**What the task requires:** Reproduce every entry below precisely; do not include the pictures.
'''
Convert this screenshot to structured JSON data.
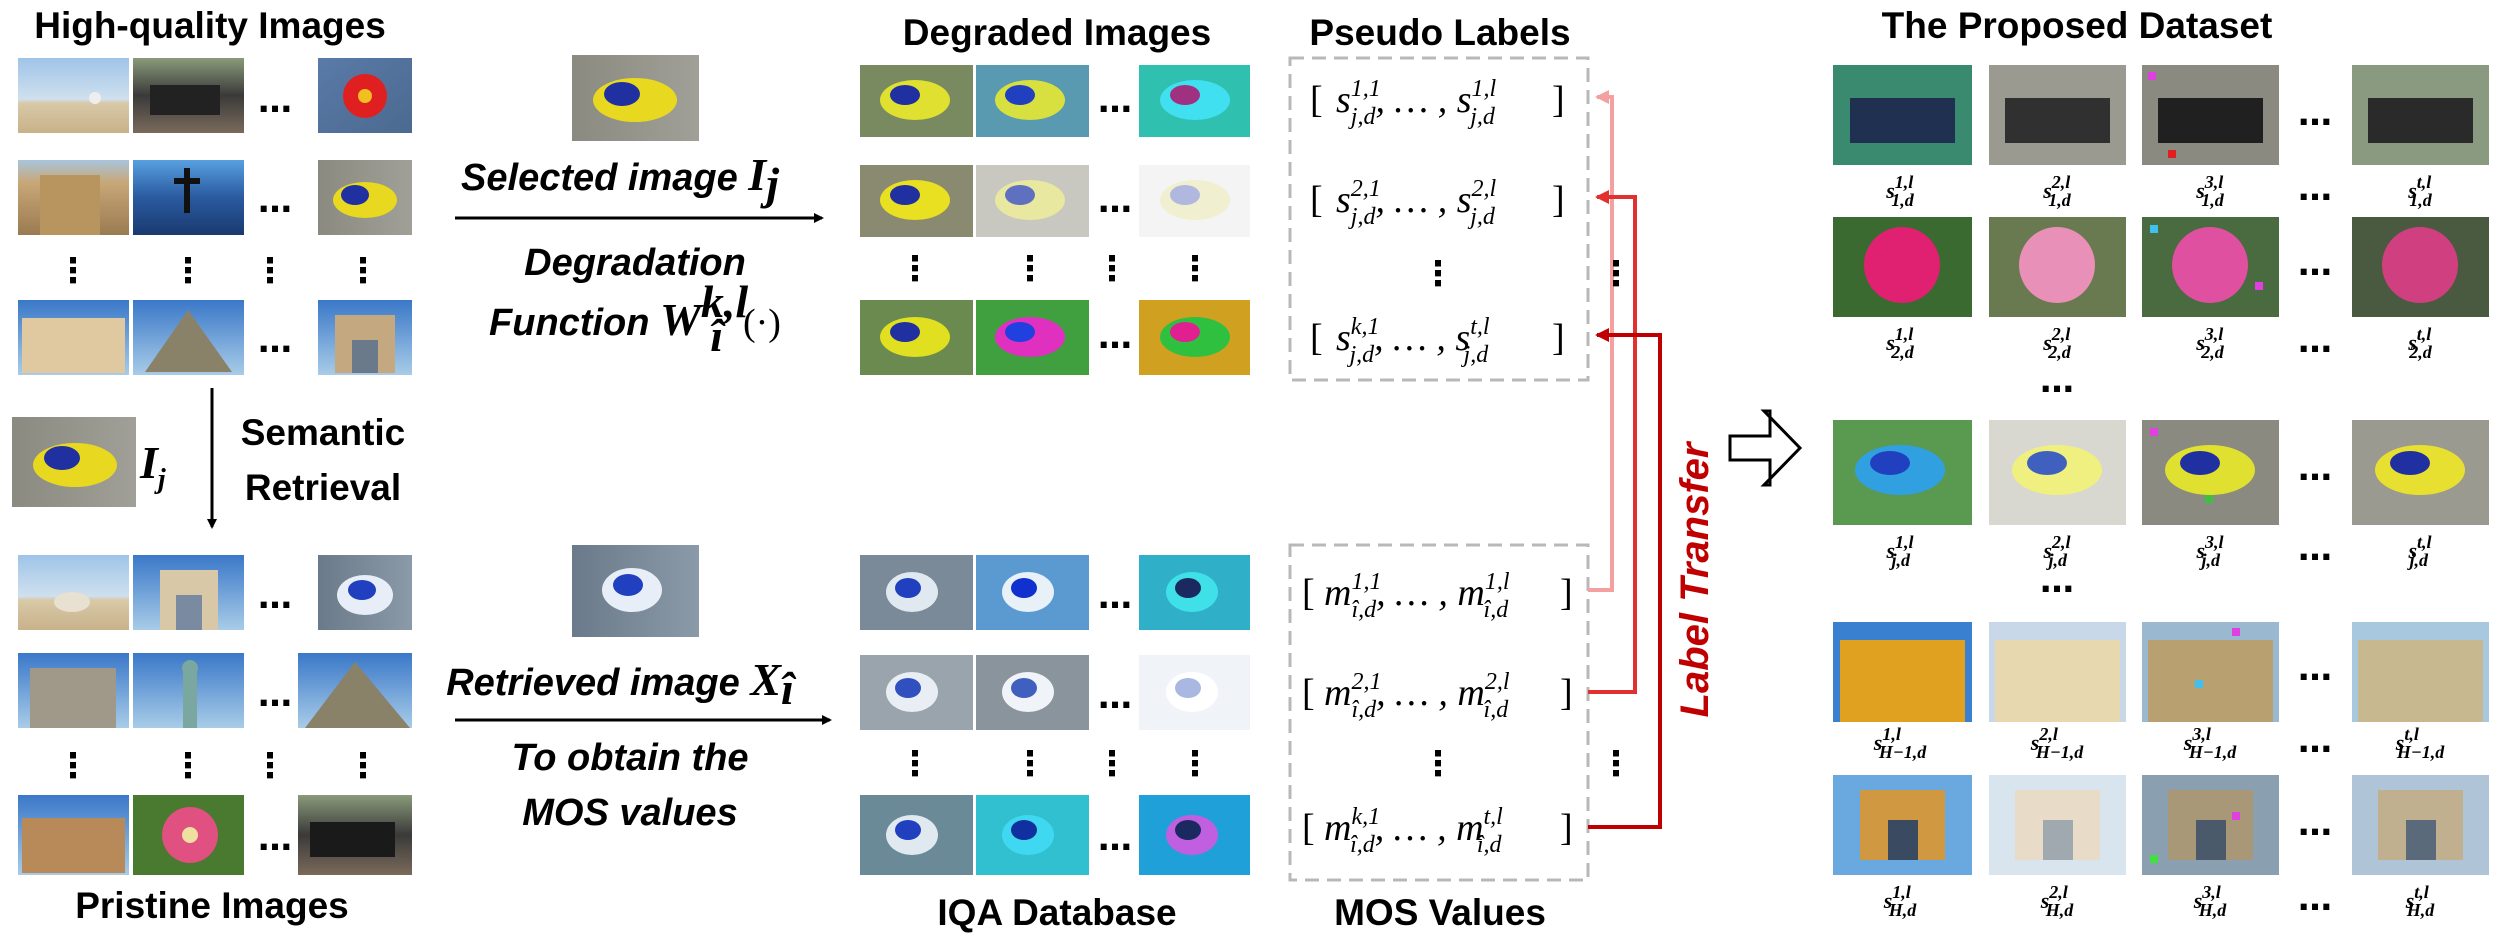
{
  "headers": {
    "high_quality": "High-quality Images",
    "pristine": "Pristine Images",
    "degraded": "Degraded Images",
    "iqa_database": "IQA Database",
    "pseudo_labels": "Pseudo Labels",
    "mos_values": "MOS Values",
    "proposed_dataset": "The Proposed Dataset"
  },
  "labels": {
    "selected_image": "Selected image",
    "selected_symbol": "I",
    "selected_sub": "j",
    "degradation_line1": "Degradation",
    "degradation_line2": "Function",
    "degradation_fn": "W",
    "degradation_sup": "k,l",
    "degradation_sub": "î",
    "degradation_arg": "(·)",
    "ij_symbol": "I",
    "ij_sub": "j",
    "semantic_line1": "Semantic",
    "semantic_line2": "Retrieval",
    "retrieved_image": "Retrieved image",
    "retrieved_symbol": "X",
    "retrieved_sub": "î",
    "to_obtain_line1": "To obtain the",
    "to_obtain_line2": "MOS values",
    "label_transfer": "Label Transfer",
    "ellipsis": "…",
    "vellipsis": "⋮"
  },
  "pseudo_labels": [
    {
      "first_sup": "1,1",
      "last_sup": "1,l",
      "sub": "j,d"
    },
    {
      "first_sup": "2,1",
      "last_sup": "2,l",
      "sub": "j,d"
    },
    {
      "first_sup": "k,1",
      "last_sup": "t,l",
      "sub": "j,d"
    }
  ],
  "mos_labels": [
    {
      "first_sup": "1,1",
      "last_sup": "1,l",
      "sub": "î,d"
    },
    {
      "first_sup": "2,1",
      "last_sup": "2,l",
      "sub": "î,d"
    },
    {
      "first_sup": "k,1",
      "last_sup": "t,l",
      "sub": "î,d"
    }
  ],
  "dataset_rows": [
    {
      "labels": [
        "s",
        "s",
        "s",
        "s"
      ],
      "sups": [
        "1,l",
        "2,l",
        "3,l",
        "t,l"
      ],
      "sub": "1,d"
    },
    {
      "labels": [
        "s",
        "s",
        "s",
        "s"
      ],
      "sups": [
        "1,l",
        "2,l",
        "3,l",
        "t,l"
      ],
      "sub": "2,d"
    },
    {
      "labels": [
        "s",
        "s",
        "s",
        "s"
      ],
      "sups": [
        "1,l",
        "2,l",
        "3,l",
        "t,l"
      ],
      "sub": "j,d"
    },
    {
      "labels": [
        "s",
        "s",
        "s",
        "s"
      ],
      "sups": [
        "1,l",
        "2,l",
        "3,l",
        "t,l"
      ],
      "sub": "H−1,d"
    },
    {
      "labels": [
        "s",
        "s",
        "s",
        "s"
      ],
      "sups": [
        "1,l",
        "2,l",
        "3,l",
        "t,l"
      ],
      "sub": "H,d"
    }
  ],
  "colors": {
    "arrow_light": "#f4a0a0",
    "arrow_mid": "#e03030",
    "arrow_dark": "#c00000",
    "dashed_box": "#b8b8b8"
  }
}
'''
**Response below:**
Convert this screenshot to structured JSON data.
{
  "headers": {
    "high_quality": "High-quality Images",
    "pristine": "Pristine Images",
    "degraded": "Degraded Images",
    "iqa_database": "IQA Database",
    "pseudo_labels": "Pseudo Labels",
    "mos_values": "MOS Values",
    "proposed_dataset": "The Proposed Dataset"
  },
  "labels": {
    "selected_image": "Selected image",
    "selected_symbol": "I",
    "selected_sub": "j",
    "degradation_line1": "Degradation",
    "degradation_line2": "Function",
    "degradation_fn": "W",
    "degradation_sup": "k,l",
    "degradation_sub": "î",
    "degradation_arg": "(·)",
    "ij_symbol": "I",
    "ij_sub": "j",
    "semantic_line1": "Semantic",
    "semantic_line2": "Retrieval",
    "retrieved_image": "Retrieved image",
    "retrieved_symbol": "X",
    "retrieved_sub": "î",
    "to_obtain_line1": "To obtain the",
    "to_obtain_line2": "MOS values",
    "label_transfer": "Label Transfer",
    "ellipsis": "…",
    "vellipsis": "⋮"
  },
  "pseudo_labels": [
    {
      "first_sup": "1,1",
      "last_sup": "1,l",
      "sub": "j,d"
    },
    {
      "first_sup": "2,1",
      "last_sup": "2,l",
      "sub": "j,d"
    },
    {
      "first_sup": "k,1",
      "last_sup": "t,l",
      "sub": "j,d"
    }
  ],
  "mos_labels": [
    {
      "first_sup": "1,1",
      "last_sup": "1,l",
      "sub": "î,d"
    },
    {
      "first_sup": "2,1",
      "last_sup": "2,l",
      "sub": "î,d"
    },
    {
      "first_sup": "k,1",
      "last_sup": "t,l",
      "sub": "î,d"
    }
  ],
  "dataset_rows": [
    {
      "labels": [
        "s",
        "s",
        "s",
        "s"
      ],
      "sups": [
        "1,l",
        "2,l",
        "3,l",
        "t,l"
      ],
      "sub": "1,d"
    },
    {
      "labels": [
        "s",
        "s",
        "s",
        "s"
      ],
      "sups": [
        "1,l",
        "2,l",
        "3,l",
        "t,l"
      ],
      "sub": "2,d"
    },
    {
      "labels": [
        "s",
        "s",
        "s",
        "s"
      ],
      "sups": [
        "1,l",
        "2,l",
        "3,l",
        "t,l"
      ],
      "sub": "j,d"
    },
    {
      "labels": [
        "s",
        "s",
        "s",
        "s"
      ],
      "sups": [
        "1,l",
        "2,l",
        "3,l",
        "t,l"
      ],
      "sub": "H−1,d"
    },
    {
      "labels": [
        "s",
        "s",
        "s",
        "s"
      ],
      "sups": [
        "1,l",
        "2,l",
        "3,l",
        "t,l"
      ],
      "sub": "H,d"
    }
  ],
  "colors": {
    "arrow_light": "#f4a0a0",
    "arrow_mid": "#e03030",
    "arrow_dark": "#c00000",
    "dashed_box": "#b8b8b8"
  }
}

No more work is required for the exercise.